↓

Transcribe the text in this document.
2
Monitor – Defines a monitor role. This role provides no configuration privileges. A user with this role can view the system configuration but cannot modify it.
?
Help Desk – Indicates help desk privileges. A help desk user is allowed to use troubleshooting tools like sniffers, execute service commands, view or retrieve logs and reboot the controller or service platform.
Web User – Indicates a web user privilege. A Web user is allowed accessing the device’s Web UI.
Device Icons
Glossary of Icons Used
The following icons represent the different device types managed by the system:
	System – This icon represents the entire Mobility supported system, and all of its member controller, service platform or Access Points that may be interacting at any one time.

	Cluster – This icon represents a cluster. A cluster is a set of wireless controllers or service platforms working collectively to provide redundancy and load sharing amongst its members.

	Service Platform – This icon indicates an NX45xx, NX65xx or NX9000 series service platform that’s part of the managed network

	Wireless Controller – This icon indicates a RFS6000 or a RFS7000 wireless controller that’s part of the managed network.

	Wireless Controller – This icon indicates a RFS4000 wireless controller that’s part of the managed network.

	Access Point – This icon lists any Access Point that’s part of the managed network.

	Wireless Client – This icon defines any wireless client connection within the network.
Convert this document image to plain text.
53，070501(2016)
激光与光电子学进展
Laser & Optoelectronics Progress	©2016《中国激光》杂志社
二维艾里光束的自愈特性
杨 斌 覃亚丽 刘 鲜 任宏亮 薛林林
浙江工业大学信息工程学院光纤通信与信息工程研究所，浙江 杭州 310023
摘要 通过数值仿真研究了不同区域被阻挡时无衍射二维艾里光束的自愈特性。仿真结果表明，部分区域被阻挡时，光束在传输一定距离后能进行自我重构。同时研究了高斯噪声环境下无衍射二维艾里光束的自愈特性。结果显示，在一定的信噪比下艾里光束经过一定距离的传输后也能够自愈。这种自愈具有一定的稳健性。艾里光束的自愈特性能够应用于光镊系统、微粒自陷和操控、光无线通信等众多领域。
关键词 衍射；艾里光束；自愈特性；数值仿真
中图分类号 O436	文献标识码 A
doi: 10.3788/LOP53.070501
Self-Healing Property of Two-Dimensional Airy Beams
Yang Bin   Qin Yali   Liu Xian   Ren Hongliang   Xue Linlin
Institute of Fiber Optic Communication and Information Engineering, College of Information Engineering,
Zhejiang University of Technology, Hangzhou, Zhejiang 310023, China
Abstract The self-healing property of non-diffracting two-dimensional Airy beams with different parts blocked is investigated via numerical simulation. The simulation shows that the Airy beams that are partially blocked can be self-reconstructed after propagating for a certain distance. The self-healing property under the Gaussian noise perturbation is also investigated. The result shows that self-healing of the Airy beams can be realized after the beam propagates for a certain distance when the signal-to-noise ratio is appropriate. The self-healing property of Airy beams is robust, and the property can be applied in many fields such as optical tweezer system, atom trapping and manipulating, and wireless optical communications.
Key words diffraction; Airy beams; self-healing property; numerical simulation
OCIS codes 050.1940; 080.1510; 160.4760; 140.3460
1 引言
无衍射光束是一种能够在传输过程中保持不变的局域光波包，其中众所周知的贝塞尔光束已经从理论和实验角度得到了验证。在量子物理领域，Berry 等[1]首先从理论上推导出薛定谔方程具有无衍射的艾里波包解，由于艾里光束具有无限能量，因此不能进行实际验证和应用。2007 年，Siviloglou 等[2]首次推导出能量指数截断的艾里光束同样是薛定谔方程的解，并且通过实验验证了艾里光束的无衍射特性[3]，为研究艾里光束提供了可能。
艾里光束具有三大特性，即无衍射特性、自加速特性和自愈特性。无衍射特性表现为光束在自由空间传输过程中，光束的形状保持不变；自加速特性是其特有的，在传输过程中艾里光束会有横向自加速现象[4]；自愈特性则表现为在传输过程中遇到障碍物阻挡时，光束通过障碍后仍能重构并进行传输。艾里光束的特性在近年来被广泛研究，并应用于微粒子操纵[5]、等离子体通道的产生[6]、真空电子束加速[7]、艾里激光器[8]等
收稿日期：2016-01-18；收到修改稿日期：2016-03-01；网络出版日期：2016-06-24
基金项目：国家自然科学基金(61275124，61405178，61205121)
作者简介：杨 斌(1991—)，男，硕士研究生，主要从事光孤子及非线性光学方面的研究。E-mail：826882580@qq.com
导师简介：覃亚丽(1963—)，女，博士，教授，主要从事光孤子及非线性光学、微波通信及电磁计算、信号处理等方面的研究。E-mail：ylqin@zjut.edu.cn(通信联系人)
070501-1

↑

The records above should all be quoted exactly, please.

RIGHT ANSWER:
Transcribe the text in this document.
2
Monitor – Defines a monitor role. This role provides no configuration privileges. A user with this role can view the system configuration but cannot modify it.
?
Help Desk – Indicates help desk privileges. A help desk user is allowed to use troubleshooting tools like sniffers, execute service commands, view or retrieve logs and reboot the controller or service platform.
Web User – Indicates a web user privilege. A Web user is allowed accessing the device’s Web UI.
Device Icons
Glossary of Icons Used
The following icons represent the different device types managed by the system:
	System – This icon represents the entire Mobility supported system, and all of its member controller, service platform or Access Points that may be interacting at any one time.

	Cluster – This icon represents a cluster. A cluster is a set of wireless controllers or service platforms working collectively to provide redundancy and load sharing amongst its members.

	Service Platform – This icon indicates an NX45xx, NX65xx or NX9000 series service platform that’s part of the managed network

	Wireless Controller – This icon indicates a RFS6000 or a RFS7000 wireless controller that’s part of the managed network.

	Wireless Controller – This icon indicates a RFS4000 wireless controller that’s part of the managed network.

	Access Point – This icon lists any Access Point that’s part of the managed network.

	Wireless Client – This icon defines any wireless client connection within the network.
Convert this document image to plain text.
53，070501(2016)
激光与光电子学进展
Laser & Optoelectronics Progress	©2016《中国激光》杂志社
二维艾里光束的自愈特性
杨 斌 覃亚丽 刘 鲜 任宏亮 薛林林
浙江工业大学信息工程学院光纤通信与信息工程研究所，浙江 杭州 310023
摘要 通过数值仿真研究了不同区域被阻挡时无衍射二维艾里光束的自愈特性。仿真结果表明，部分区域被阻挡时，光束在传输一定距离后能进行自我重构。同时研究了高斯噪声环境下无衍射二维艾里光束的自愈特性。结果显示，在一定的信噪比下艾里光束经过一定距离的传输后也能够自愈。这种自愈具有一定的稳健性。艾里光束的自愈特性能够应用于光镊系统、微粒自陷和操控、光无线通信等众多领域。
关键词 衍射；艾里光束；自愈特性；数值仿真
中图分类号 O436	文献标识码 A
doi: 10.3788/LOP53.070501
Self-Healing Property of Two-Dimensional Airy Beams
Yang Bin   Qin Yali   Liu Xian   Ren Hongliang   Xue Linlin
Institute of Fiber Optic Communication and Information Engineering, College of Information Engineering,
Zhejiang University of Technology, Hangzhou, Zhejiang 310023, China
Abstract The self-healing property of non-diffracting two-dimensional Airy beams with different parts blocked is investigated via numerical simulation. The simulation shows that the Airy beams that are partially blocked can be self-reconstructed after propagating for a certain distance. The self-healing property under the Gaussian noise perturbation is also investigated. The result shows that self-healing of the Airy beams can be realized after the beam propagates for a certain distance when the signal-to-noise ratio is appropriate. The self-healing property of Airy beams is robust, and the property can be applied in many fields such as optical tweezer system, atom trapping and manipulating, and wireless optical communications.
Key words diffraction; Airy beams; self-healing property; numerical simulation
OCIS codes 050.1940; 080.1510; 160.4760; 140.3460
1 引言
无衍射光束是一种能够在传输过程中保持不变的局域光波包，其中众所周知的贝塞尔光束已经从理论和实验角度得到了验证。在量子物理领域，Berry 等[1]首先从理论上推导出薛定谔方程具有无衍射的艾里波包解，由于艾里光束具有无限能量，因此不能进行实际验证和应用。2007 年，Siviloglou 等[2]首次推导出能量指数截断的艾里光束同样是薛定谔方程的解，并且通过实验验证了艾里光束的无衍射特性[3]，为研究艾里光束提供了可能。
艾里光束具有三大特性，即无衍射特性、自加速特性和自愈特性。无衍射特性表现为光束在自由空间传输过程中，光束的形状保持不变；自加速特性是其特有的，在传输过程中艾里光束会有横向自加速现象[4]；自愈特性则表现为在传输过程中遇到障碍物阻挡时，光束通过障碍后仍能重构并进行传输。艾里光束的特性在近年来被广泛研究，并应用于微粒子操纵[5]、等离子体通道的产生[6]、真空电子束加速[7]、艾里激光器[8]等
收稿日期：2016-01-18；收到修改稿日期：2016-03-01；网络出版日期：2016-06-24
基金项目：国家自然科学基金(61275124，61405178，61205121)
作者简介：杨 斌(1991—)，男，硕士研究生，主要从事光孤子及非线性光学方面的研究。E-mail：826882580@qq.com
导师简介：覃亚丽(1963—)，女，博士，教授，主要从事光孤子及非线性光学、微波通信及电磁计算、信号处理等方面的研究。E-mail：ylqin@zjut.edu.cn(通信联系人)
070501-1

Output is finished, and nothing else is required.